Start of Information provided
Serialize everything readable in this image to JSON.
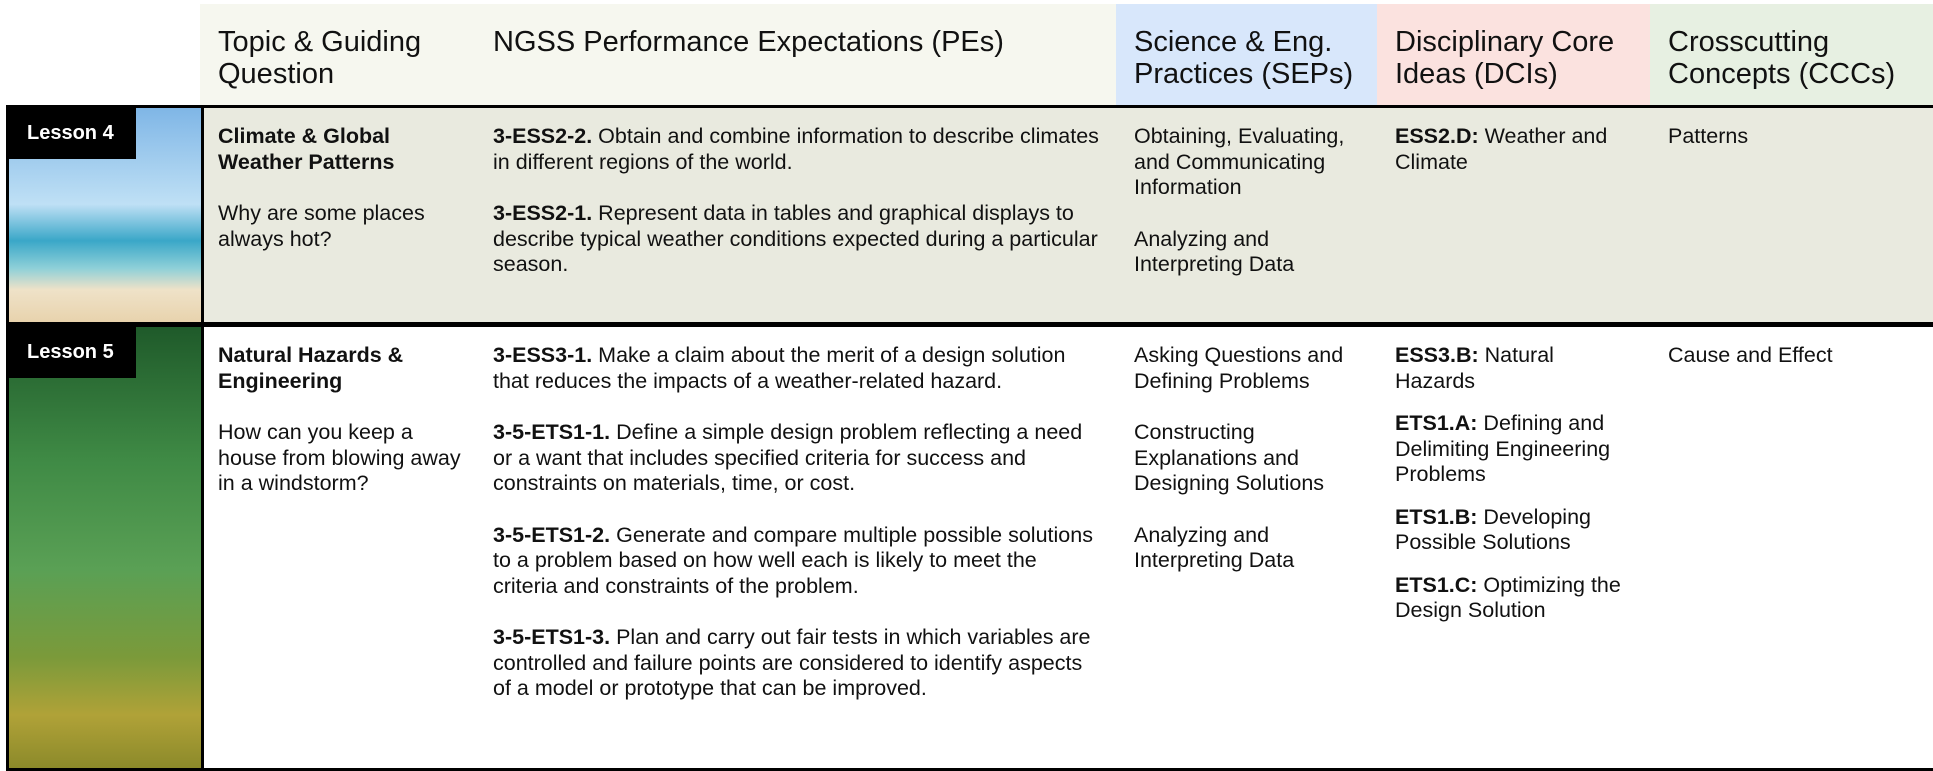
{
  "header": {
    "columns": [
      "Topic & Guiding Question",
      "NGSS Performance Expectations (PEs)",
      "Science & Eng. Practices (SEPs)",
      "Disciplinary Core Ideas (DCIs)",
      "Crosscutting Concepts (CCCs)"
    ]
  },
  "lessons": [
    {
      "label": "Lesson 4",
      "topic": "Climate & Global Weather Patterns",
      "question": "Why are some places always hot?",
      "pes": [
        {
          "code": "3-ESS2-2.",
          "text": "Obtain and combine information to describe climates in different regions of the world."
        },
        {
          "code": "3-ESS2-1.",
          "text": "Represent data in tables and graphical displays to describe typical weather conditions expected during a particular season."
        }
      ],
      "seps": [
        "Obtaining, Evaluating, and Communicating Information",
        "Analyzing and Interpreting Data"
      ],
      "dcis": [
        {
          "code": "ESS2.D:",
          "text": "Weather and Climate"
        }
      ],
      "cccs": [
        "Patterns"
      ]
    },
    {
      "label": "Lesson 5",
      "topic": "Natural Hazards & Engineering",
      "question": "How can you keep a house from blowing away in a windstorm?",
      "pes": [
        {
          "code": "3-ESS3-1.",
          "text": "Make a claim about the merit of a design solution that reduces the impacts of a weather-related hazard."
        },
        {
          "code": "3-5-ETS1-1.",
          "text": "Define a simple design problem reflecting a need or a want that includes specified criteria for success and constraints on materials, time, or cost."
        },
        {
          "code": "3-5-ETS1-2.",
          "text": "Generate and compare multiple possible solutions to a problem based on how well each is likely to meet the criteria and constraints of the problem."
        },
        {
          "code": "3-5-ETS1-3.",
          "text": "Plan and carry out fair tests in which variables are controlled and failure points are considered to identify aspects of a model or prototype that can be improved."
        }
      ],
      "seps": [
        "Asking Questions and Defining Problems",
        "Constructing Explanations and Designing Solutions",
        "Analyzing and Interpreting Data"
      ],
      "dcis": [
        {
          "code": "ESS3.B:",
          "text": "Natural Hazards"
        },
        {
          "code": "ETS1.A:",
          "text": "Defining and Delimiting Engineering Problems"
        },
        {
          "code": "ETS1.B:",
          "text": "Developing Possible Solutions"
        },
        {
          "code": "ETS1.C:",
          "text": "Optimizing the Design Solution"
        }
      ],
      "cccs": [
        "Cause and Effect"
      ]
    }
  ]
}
End of Information provided
[To do]: Quote the data exactly, leaving every image out of the copy.

[Full solution]:
Serialize everything readable in this image to JSON.
{
  "header": {
    "columns": [
      "Topic & Guiding Question",
      "NGSS Performance Expectations (PEs)",
      "Science & Eng. Practices (SEPs)",
      "Disciplinary Core Ideas (DCIs)",
      "Crosscutting Concepts (CCCs)"
    ]
  },
  "lessons": [
    {
      "label": "Lesson 4",
      "topic": "Climate & Global Weather Patterns",
      "question": "Why are some places always hot?",
      "pes": [
        {
          "code": "3-ESS2-2.",
          "text": "Obtain and combine information to describe climates in different regions of the world."
        },
        {
          "code": "3-ESS2-1.",
          "text": "Represent data in tables and graphical displays to describe typical weather conditions expected during a particular season."
        }
      ],
      "seps": [
        "Obtaining, Evaluating, and Communicating Information",
        "Analyzing and Interpreting Data"
      ],
      "dcis": [
        {
          "code": "ESS2.D:",
          "text": "Weather and Climate"
        }
      ],
      "cccs": [
        "Patterns"
      ]
    },
    {
      "label": "Lesson 5",
      "topic": "Natural Hazards & Engineering",
      "question": "How can you keep a house from blowing away in a windstorm?",
      "pes": [
        {
          "code": "3-ESS3-1.",
          "text": "Make a claim about the merit of a design solution that reduces the impacts of a weather-related hazard."
        },
        {
          "code": "3-5-ETS1-1.",
          "text": "Define a simple design problem reflecting a need or a want that includes specified criteria for success and constraints on materials, time, or cost."
        },
        {
          "code": "3-5-ETS1-2.",
          "text": "Generate and compare multiple possible solutions to a problem based on how well each is likely to meet the criteria and constraints of the problem."
        },
        {
          "code": "3-5-ETS1-3.",
          "text": "Plan and carry out fair tests in which variables are controlled and failure points are considered to identify aspects of a model or prototype that can be improved."
        }
      ],
      "seps": [
        "Asking Questions and Defining Problems",
        "Constructing Explanations and Designing Solutions",
        "Analyzing and Interpreting Data"
      ],
      "dcis": [
        {
          "code": "ESS3.B:",
          "text": "Natural Hazards"
        },
        {
          "code": "ETS1.A:",
          "text": "Defining and Delimiting Engineering Problems"
        },
        {
          "code": "ETS1.B:",
          "text": "Developing Possible Solutions"
        },
        {
          "code": "ETS1.C:",
          "text": "Optimizing the Design Solution"
        }
      ],
      "cccs": [
        "Cause and Effect"
      ]
    }
  ]
}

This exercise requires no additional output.